Task prompt
Report all lines holding "color".

Stored dataset items
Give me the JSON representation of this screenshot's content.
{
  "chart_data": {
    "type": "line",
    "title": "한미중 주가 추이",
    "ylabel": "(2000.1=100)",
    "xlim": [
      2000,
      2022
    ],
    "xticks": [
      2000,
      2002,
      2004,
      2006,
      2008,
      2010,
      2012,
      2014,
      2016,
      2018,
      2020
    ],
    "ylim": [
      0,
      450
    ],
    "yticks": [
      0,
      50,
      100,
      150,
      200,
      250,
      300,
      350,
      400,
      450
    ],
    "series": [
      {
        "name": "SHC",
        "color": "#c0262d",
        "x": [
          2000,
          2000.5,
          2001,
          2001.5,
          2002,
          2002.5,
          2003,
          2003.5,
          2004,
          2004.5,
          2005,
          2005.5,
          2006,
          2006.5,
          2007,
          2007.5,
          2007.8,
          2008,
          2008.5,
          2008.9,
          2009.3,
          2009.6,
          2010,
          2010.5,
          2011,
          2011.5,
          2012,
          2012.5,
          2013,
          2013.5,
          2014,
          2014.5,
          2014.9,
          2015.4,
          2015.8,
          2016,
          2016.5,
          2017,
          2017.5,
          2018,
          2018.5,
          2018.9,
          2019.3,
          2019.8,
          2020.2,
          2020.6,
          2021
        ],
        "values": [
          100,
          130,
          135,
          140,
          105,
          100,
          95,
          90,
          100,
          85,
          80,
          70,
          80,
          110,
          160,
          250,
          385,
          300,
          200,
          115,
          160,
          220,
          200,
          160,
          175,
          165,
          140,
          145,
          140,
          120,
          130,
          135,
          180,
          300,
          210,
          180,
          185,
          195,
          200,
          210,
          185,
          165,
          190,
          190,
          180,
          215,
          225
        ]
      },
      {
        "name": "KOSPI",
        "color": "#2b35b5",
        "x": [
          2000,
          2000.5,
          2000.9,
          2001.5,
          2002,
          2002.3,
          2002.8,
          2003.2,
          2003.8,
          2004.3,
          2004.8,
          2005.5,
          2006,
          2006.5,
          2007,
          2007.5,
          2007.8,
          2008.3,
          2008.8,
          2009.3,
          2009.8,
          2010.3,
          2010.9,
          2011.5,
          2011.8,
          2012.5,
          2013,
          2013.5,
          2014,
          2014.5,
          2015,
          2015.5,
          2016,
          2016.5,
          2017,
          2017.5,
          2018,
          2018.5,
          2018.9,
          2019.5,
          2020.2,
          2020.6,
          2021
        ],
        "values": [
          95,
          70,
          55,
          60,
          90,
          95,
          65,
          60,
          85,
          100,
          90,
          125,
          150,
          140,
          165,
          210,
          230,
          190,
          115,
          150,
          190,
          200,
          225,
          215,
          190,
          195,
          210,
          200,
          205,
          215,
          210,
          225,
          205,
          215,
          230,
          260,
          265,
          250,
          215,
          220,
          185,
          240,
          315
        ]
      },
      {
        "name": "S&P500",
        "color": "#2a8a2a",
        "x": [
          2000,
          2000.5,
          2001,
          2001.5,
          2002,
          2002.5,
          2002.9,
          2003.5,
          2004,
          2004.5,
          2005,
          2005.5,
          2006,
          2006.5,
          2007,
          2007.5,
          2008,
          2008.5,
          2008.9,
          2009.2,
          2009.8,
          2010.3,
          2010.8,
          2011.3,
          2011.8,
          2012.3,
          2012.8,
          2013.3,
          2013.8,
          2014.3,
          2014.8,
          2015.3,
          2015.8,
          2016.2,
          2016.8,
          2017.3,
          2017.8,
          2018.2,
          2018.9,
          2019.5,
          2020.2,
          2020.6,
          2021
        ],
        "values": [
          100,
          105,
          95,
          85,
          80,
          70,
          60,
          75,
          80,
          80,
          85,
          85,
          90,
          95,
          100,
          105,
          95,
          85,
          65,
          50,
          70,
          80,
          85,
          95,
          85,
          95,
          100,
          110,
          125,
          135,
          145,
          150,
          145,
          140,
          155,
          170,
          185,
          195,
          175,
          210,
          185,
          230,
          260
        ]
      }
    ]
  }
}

Exercise output
        "color": "#c0262d",
        "color": "#2b35b5",
        "color": "#2a8a2a",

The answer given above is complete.